## START DATA FOR THIS TASK

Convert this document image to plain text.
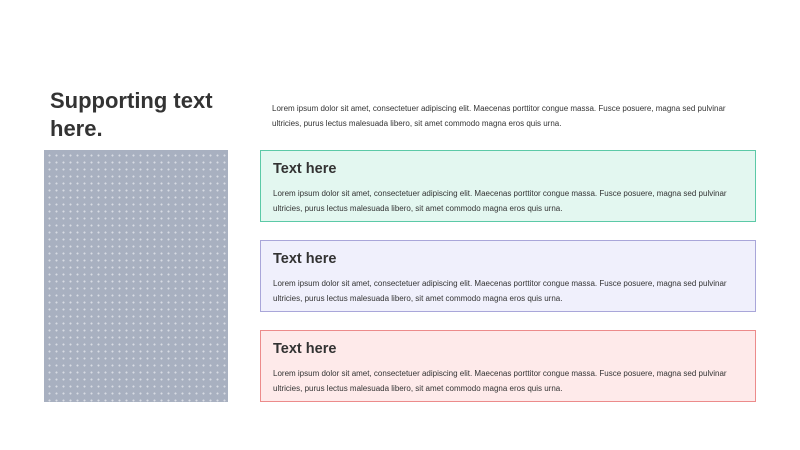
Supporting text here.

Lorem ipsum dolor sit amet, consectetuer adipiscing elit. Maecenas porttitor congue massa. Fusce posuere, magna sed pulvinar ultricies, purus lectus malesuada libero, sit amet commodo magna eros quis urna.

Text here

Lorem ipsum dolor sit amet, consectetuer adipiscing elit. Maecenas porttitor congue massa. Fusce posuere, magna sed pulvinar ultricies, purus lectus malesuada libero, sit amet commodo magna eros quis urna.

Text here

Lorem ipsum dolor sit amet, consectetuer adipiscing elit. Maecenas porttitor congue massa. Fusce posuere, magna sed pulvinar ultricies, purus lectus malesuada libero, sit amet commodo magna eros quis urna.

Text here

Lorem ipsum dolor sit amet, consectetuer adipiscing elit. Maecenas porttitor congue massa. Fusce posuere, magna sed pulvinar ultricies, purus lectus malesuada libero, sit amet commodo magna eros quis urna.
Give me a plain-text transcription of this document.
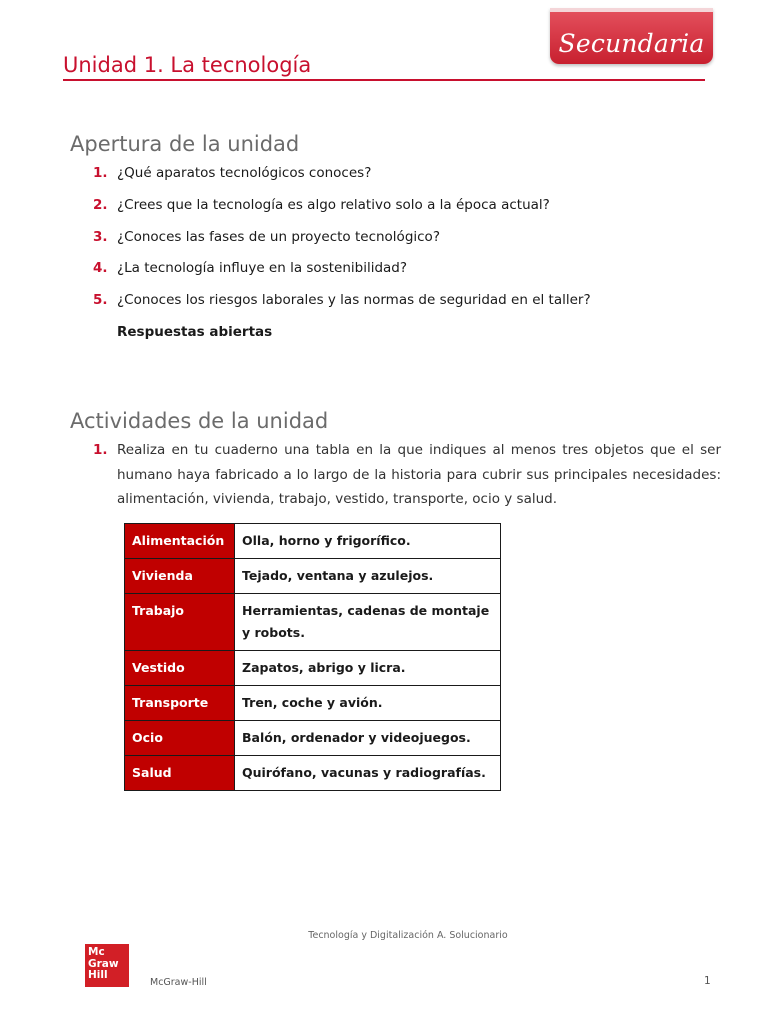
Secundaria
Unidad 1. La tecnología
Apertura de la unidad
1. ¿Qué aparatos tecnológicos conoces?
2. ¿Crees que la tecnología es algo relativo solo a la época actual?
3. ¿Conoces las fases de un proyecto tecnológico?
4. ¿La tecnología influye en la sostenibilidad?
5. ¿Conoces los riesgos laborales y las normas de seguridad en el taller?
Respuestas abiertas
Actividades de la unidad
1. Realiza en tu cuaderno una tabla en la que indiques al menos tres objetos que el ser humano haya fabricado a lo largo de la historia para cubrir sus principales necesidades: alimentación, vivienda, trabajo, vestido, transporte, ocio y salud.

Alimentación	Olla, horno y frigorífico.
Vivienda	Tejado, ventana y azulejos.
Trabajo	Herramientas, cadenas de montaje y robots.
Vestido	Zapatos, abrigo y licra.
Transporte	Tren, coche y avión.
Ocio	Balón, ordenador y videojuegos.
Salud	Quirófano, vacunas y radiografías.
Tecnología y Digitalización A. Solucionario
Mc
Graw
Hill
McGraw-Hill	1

## END DATA FOR THIS TASK
## START DATA FOR THIS TASK

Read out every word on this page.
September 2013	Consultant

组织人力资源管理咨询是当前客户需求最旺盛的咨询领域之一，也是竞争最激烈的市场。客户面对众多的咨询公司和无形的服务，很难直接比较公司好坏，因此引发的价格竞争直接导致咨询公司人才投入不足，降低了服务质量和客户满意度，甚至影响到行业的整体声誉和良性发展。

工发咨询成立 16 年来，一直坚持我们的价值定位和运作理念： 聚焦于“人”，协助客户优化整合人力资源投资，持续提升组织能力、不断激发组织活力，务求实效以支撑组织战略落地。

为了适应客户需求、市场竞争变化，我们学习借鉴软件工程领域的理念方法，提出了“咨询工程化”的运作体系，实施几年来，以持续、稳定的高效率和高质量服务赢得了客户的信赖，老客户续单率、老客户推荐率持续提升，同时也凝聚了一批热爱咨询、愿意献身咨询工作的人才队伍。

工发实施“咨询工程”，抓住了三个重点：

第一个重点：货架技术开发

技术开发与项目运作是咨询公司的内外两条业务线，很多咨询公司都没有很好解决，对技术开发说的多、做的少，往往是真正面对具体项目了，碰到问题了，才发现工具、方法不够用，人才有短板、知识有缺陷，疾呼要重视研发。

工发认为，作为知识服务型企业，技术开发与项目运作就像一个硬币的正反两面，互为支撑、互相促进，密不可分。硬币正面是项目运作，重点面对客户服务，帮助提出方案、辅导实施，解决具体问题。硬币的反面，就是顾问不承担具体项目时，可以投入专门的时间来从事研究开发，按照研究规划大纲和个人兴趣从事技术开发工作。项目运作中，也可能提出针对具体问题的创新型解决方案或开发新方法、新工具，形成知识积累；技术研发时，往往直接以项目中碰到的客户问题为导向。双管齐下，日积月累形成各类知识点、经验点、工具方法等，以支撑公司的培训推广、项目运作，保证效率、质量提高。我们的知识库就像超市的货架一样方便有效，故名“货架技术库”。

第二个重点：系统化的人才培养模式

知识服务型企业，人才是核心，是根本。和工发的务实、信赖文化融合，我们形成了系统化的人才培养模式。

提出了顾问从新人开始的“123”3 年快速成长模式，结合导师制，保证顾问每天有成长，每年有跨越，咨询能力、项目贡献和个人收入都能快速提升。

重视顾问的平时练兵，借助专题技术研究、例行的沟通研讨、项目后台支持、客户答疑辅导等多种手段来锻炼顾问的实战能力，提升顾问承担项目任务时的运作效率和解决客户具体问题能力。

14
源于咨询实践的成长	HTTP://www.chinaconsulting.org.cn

## END DATA FOR THIS TASK

[TO DO]
Lines from the records above that hold "plain" are the ones to list.

[OUTPUT]
Convert this document image to plain text.
Give me a plain-text transcription of this document.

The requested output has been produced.